| PROVIDED PASSAGE |
☆ ☆ ☆ ☆ ☆ ☆ ☆

Studio album by Illogic
- Released: May 9, 2000
- Genre: Hip hop
- Length: 54:36
- Label: Weightless Recordings
- Producer: Blueprint

Illogic chronology
|  | Unforeseen Shadows (2000) | Got Lyrics? (2001) |

= Unforeseen Shadows =

Unforeseen Shadows is the first solo studio album by American rapper Illogic. It was released in 2000.

Professional ratings
Review scores
| Source | Rating |
| AllMusic |  |
| RapReviews.com | 9.5/10 |
| Urban Smarts | 87/100 |

==Critical reception==
Dan Gizzi of AllMusic gave the album 4 stars out of 5, calling it "an impressive debut album." He said, "Illogic is impressive on the mic; he has a creative flow and good lyrics."

☆ ☆ ☆ ☆ ☆ ☆ ☆

| EXERCISES TO COMPLETE |
• 1. Quote the stretch of the Unforeseen Shadows entry from "Illogic chronology" through "released in 2000.".
• 2. Which label released the album described in the Unforeseen Shadows entry?
• 3. Drawing on the Unforeseen Shadows entry, explain what Dan Gizzi of AllMusic pointed to in calling Illogic impressive.
The material after the Unforeseen Shadows entry is separate from it.

| ENTRIES PROVIDED |
☆ ☆ ☆ ☆ ☆ ☆ ☆

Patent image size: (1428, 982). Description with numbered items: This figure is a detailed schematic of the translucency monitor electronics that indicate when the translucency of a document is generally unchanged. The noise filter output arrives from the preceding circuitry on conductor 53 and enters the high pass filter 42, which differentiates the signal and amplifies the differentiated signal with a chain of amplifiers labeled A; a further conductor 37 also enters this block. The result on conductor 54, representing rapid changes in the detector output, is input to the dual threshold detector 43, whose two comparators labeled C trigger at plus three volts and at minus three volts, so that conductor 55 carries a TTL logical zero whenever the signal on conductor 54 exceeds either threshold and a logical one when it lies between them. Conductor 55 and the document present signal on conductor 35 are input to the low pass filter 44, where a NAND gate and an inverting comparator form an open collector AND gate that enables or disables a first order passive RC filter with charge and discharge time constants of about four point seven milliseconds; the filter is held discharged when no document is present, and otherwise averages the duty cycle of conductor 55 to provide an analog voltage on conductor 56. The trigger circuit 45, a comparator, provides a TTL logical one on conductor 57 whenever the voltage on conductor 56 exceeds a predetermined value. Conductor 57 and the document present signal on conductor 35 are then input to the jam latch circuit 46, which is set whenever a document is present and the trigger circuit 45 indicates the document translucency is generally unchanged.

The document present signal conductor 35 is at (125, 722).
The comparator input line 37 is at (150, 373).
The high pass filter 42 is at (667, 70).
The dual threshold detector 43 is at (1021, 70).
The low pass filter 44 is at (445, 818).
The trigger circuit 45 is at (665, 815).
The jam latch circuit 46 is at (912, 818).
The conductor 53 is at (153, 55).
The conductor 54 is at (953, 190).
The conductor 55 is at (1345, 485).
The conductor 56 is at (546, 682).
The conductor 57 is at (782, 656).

☆ ☆ ☆ ☆ ☆ ☆ ☆

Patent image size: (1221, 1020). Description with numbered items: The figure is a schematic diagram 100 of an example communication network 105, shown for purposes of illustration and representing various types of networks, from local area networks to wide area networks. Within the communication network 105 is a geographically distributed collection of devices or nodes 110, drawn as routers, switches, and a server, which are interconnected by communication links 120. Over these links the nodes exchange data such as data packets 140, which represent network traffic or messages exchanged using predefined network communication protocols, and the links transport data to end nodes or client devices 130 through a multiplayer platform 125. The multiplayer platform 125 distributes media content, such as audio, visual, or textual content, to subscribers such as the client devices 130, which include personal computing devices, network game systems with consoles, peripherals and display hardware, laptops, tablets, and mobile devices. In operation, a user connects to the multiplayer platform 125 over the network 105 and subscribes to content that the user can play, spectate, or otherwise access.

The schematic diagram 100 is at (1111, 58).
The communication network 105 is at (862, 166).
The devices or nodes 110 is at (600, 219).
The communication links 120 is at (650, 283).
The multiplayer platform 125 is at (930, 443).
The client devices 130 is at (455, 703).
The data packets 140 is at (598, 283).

☆ ☆ ☆ ☆ ☆ ☆ ☆

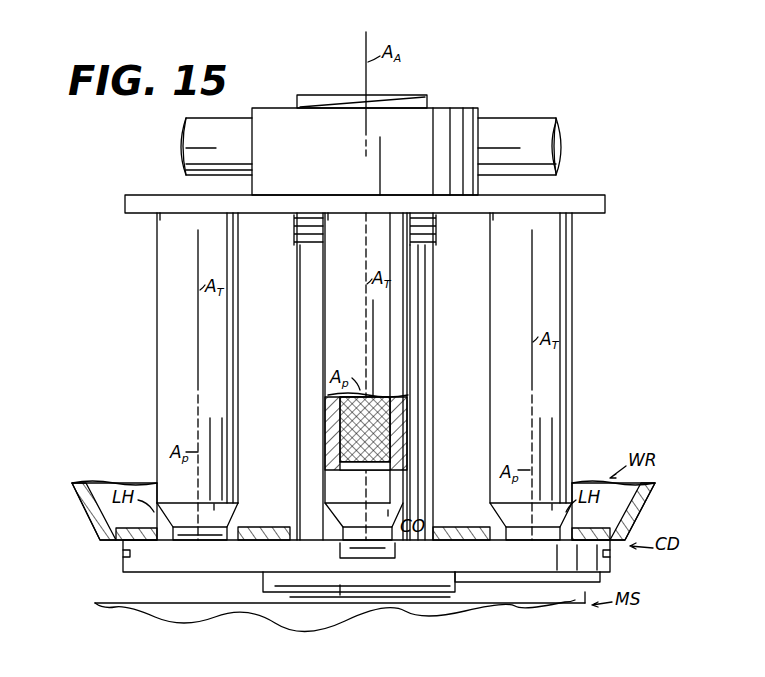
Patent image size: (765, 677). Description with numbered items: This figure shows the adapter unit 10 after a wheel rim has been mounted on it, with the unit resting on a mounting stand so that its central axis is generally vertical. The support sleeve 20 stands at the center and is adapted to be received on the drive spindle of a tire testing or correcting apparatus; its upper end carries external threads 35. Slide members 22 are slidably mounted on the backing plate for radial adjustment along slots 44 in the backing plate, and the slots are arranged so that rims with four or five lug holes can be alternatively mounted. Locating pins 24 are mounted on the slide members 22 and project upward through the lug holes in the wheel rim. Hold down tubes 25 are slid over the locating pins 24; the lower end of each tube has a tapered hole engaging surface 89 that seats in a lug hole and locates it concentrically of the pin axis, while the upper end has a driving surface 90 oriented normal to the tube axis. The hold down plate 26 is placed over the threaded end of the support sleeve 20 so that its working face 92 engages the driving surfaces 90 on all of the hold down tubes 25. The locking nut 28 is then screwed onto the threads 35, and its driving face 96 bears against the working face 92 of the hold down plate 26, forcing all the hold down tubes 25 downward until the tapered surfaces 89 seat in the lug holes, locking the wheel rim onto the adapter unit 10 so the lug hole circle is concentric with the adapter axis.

☆ ☆ ☆ ☆ ☆ ☆ ☆

| RESPONSES TO THE EXERCISE |
• 1.
Illogic chronology
|  | Unforeseen Shadows (2000) | Got Lyrics? (2001) |

= Unforeseen Shadows =

Unforeseen Shadows is the first solo studio album by American rapper Illogic. It was released in 2000.

• 2. Weightless Recordings.

• 3. Dan Gizzi said Illogic is impressive on the mic, pointing to his creative flow and good lyrics.